* [Problem to solve]
Each of the entries should be retyped precisely as it appears.

### Extracted data ###

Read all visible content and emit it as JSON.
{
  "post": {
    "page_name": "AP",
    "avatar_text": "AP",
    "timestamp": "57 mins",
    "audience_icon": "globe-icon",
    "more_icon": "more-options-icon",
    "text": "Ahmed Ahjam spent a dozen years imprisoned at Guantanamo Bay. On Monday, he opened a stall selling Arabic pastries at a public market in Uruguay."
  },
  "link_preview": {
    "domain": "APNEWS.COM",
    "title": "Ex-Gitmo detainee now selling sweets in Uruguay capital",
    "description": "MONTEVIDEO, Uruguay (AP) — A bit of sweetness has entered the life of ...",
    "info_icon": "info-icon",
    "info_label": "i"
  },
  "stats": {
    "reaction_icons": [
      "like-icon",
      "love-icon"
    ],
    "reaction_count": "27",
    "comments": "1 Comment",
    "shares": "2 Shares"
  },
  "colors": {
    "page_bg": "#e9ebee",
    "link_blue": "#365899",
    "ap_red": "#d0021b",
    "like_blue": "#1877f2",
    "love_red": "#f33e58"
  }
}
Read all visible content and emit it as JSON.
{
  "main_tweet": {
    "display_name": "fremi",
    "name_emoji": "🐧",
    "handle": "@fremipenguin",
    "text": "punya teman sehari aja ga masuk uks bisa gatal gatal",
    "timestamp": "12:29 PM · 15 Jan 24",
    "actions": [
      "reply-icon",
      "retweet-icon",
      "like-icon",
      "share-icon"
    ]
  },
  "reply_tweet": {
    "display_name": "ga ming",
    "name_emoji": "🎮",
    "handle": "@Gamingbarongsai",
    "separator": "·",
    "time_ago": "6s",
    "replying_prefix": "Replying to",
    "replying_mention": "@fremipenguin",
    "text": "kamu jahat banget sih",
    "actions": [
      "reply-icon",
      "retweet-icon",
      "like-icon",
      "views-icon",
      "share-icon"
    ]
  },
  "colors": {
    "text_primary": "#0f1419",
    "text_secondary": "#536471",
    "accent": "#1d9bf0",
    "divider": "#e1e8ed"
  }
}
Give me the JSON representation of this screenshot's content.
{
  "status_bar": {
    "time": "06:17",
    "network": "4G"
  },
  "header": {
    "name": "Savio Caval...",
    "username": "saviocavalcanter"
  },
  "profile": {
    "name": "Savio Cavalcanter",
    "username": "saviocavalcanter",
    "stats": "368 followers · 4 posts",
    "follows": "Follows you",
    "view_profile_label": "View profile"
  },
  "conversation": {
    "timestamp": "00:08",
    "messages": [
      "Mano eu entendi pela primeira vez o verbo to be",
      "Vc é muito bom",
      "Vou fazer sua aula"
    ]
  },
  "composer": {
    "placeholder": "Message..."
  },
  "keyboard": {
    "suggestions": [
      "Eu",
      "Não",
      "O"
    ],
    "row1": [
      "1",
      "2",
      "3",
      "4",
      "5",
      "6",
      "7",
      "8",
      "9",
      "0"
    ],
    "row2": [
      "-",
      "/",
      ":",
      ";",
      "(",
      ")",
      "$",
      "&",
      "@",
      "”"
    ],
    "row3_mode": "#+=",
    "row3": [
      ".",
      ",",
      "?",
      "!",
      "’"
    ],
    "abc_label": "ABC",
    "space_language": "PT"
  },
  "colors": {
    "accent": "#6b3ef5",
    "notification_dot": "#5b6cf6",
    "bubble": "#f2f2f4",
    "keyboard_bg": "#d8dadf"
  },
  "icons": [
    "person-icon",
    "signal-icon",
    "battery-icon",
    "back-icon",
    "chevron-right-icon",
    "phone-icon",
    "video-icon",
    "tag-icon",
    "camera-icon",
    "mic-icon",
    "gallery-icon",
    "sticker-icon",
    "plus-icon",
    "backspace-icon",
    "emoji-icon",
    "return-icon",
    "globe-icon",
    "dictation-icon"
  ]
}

###

* [Answer below]
Read all visible content and emit it as JSON.
{
  "post": {
    "page_name": "AP",
    "avatar_text": "AP",
    "timestamp": "57 mins",
    "audience_icon": "globe-icon",
    "more_icon": "more-options-icon",
    "text": "Ahmed Ahjam spent a dozen years imprisoned at Guantanamo Bay. On Monday, he opened a stall selling Arabic pastries at a public market in Uruguay."
  },
  "link_preview": {
    "domain": "APNEWS.COM",
    "title": "Ex-Gitmo detainee now selling sweets in Uruguay capital",
    "description": "MONTEVIDEO, Uruguay (AP) — A bit of sweetness has entered the life of ...",
    "info_icon": "info-icon",
    "info_label": "i"
  },
  "stats": {
    "reaction_icons": [
      "like-icon",
      "love-icon"
    ],
    "reaction_count": "27",
    "comments": "1 Comment",
    "shares": "2 Shares"
  },
  "colors": {
    "page_bg": "#e9ebee",
    "link_blue": "#365899",
    "ap_red": "#d0021b",
    "like_blue": "#1877f2",
    "love_red": "#f33e58"
  }
}
Read all visible content and emit it as JSON.
{
  "main_tweet": {
    "display_name": "fremi",
    "name_emoji": "🐧",
    "handle": "@fremipenguin",
    "text": "punya teman sehari aja ga masuk uks bisa gatal gatal",
    "timestamp": "12:29 PM · 15 Jan 24",
    "actions": [
      "reply-icon",
      "retweet-icon",
      "like-icon",
      "share-icon"
    ]
  },
  "reply_tweet": {
    "display_name": "ga ming",
    "name_emoji": "🎮",
    "handle": "@Gamingbarongsai",
    "separator": "·",
    "time_ago": "6s",
    "replying_prefix": "Replying to",
    "replying_mention": "@fremipenguin",
    "text": "kamu jahat banget sih",
    "actions": [
      "reply-icon",
      "retweet-icon",
      "like-icon",
      "views-icon",
      "share-icon"
    ]
  },
  "colors": {
    "text_primary": "#0f1419",
    "text_secondary": "#536471",
    "accent": "#1d9bf0",
    "divider": "#e1e8ed"
  }
}
Give me the JSON representation of this screenshot's content.
{
  "status_bar": {
    "time": "06:17",
    "network": "4G"
  },
  "header": {
    "name": "Savio Caval...",
    "username": "saviocavalcanter"
  },
  "profile": {
    "name": "Savio Cavalcanter",
    "username": "saviocavalcanter",
    "stats": "368 followers · 4 posts",
    "follows": "Follows you",
    "view_profile_label": "View profile"
  },
  "conversation": {
    "timestamp": "00:08",
    "messages": [
      "Mano eu entendi pela primeira vez o verbo to be",
      "Vc é muito bom",
      "Vou fazer sua aula"
    ]
  },
  "composer": {
    "placeholder": "Message..."
  },
  "keyboard": {
    "suggestions": [
      "Eu",
      "Não",
      "O"
    ],
    "row1": [
      "1",
      "2",
      "3",
      "4",
      "5",
      "6",
      "7",
      "8",
      "9",
      "0"
    ],
    "row2": [
      "-",
      "/",
      ":",
      ";",
      "(",
      ")",
      "$",
      "&",
      "@",
      "”"
    ],
    "row3_mode": "#+=",
    "row3": [
      ".",
      ",",
      "?",
      "!",
      "’"
    ],
    "abc_label": "ABC",
    "space_language": "PT"
  },
  "colors": {
    "accent": "#6b3ef5",
    "notification_dot": "#5b6cf6",
    "bubble": "#f2f2f4",
    "keyboard_bg": "#d8dadf"
  },
  "icons": [
    "person-icon",
    "signal-icon",
    "battery-icon",
    "back-icon",
    "chevron-right-icon",
    "phone-icon",
    "video-icon",
    "tag-icon",
    "camera-icon",
    "mic-icon",
    "gallery-icon",
    "sticker-icon",
    "plus-icon",
    "backspace-icon",
    "emoji-icon",
    "return-icon",
    "globe-icon",
    "dictation-icon"
  ]
}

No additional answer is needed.